- Problem to work on -
Output the material word for word. Leave each picture out.

Stored dataset items:

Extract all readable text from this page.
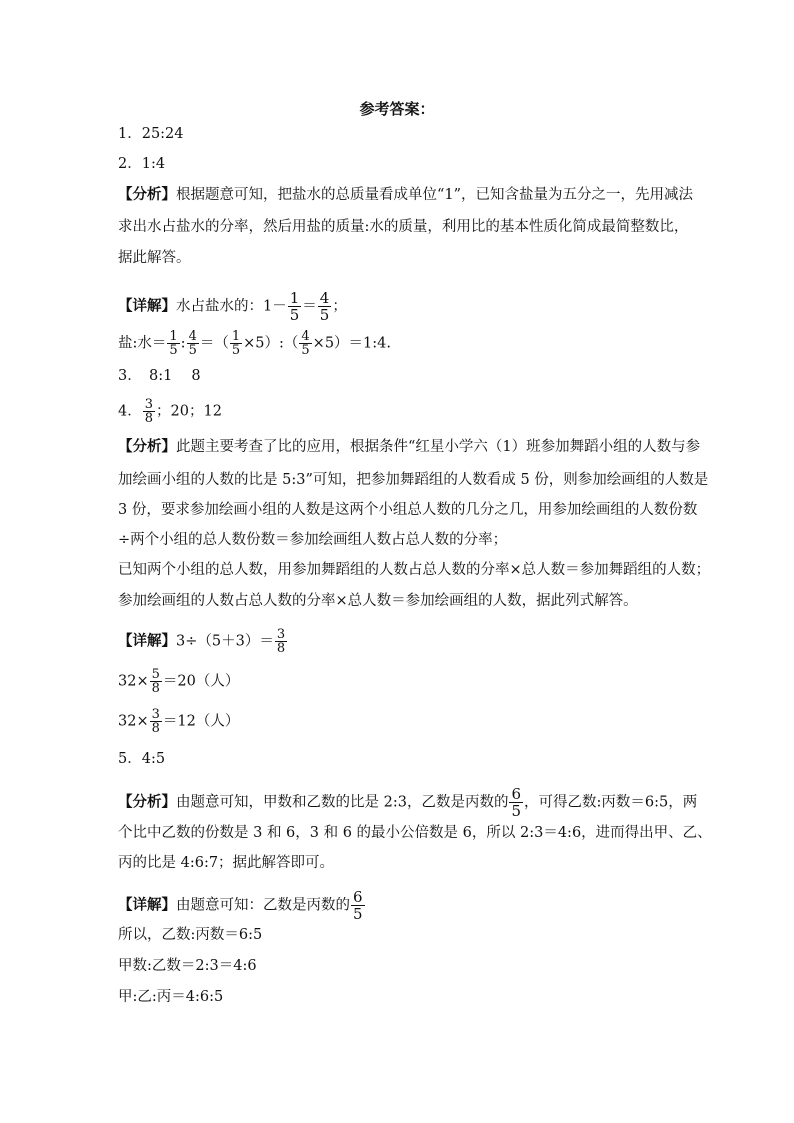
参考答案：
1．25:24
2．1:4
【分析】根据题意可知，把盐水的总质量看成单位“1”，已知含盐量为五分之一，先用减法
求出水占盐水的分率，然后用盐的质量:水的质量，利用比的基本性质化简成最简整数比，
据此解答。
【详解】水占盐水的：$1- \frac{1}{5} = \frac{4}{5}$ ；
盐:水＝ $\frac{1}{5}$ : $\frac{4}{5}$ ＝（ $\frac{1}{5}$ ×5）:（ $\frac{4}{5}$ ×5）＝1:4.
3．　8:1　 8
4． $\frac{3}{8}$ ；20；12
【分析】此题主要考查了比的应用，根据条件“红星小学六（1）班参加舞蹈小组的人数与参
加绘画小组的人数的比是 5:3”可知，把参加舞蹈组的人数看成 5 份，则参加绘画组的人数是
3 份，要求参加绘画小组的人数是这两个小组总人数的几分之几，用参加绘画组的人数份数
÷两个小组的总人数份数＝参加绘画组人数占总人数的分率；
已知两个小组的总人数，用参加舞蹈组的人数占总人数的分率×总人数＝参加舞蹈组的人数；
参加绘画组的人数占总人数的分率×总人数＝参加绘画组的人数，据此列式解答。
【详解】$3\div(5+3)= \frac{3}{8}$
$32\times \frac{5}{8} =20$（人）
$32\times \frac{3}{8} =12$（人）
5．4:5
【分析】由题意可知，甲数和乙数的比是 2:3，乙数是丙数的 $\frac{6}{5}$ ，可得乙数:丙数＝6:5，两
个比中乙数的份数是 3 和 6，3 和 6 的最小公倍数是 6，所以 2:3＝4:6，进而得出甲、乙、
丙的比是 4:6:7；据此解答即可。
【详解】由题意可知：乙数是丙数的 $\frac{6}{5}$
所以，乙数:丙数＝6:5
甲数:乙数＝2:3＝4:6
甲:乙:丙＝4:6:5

- Output of the exercise -
Extract all readable text from this page.
参考答案：
1．25:24
2．1:4
【分析】根据题意可知，把盐水的总质量看成单位“1”，已知含盐量为五分之一，先用减法
求出水占盐水的分率，然后用盐的质量:水的质量，利用比的基本性质化简成最简整数比，
据此解答。
【详解】水占盐水的：$1- \frac{1}{5} = \frac{4}{5}$ ；
盐:水＝ $\frac{1}{5}$ : $\frac{4}{5}$ ＝（ $\frac{1}{5}$ ×5）:（ $\frac{4}{5}$ ×5）＝1:4.
3．　8:1　 8
4． $\frac{3}{8}$ ；20；12
【分析】此题主要考查了比的应用，根据条件“红星小学六（1）班参加舞蹈小组的人数与参
加绘画小组的人数的比是 5:3”可知，把参加舞蹈组的人数看成 5 份，则参加绘画组的人数是
3 份，要求参加绘画小组的人数是这两个小组总人数的几分之几，用参加绘画组的人数份数
÷两个小组的总人数份数＝参加绘画组人数占总人数的分率；
已知两个小组的总人数，用参加舞蹈组的人数占总人数的分率×总人数＝参加舞蹈组的人数；
参加绘画组的人数占总人数的分率×总人数＝参加绘画组的人数，据此列式解答。
【详解】$3\div(5+3)= \frac{3}{8}$
$32\times \frac{5}{8} =20$（人）
$32\times \frac{3}{8} =12$（人）
5．4:5
【分析】由题意可知，甲数和乙数的比是 2:3，乙数是丙数的 $\frac{6}{5}$ ，可得乙数:丙数＝6:5，两
个比中乙数的份数是 3 和 6，3 和 6 的最小公倍数是 6，所以 2:3＝4:6，进而得出甲、乙、
丙的比是 4:6:7；据此解答即可。
【详解】由题意可知：乙数是丙数的 $\frac{6}{5}$
所以，乙数:丙数＝6:5
甲数:乙数＝2:3＝4:6
甲:乙:丙＝4:6:5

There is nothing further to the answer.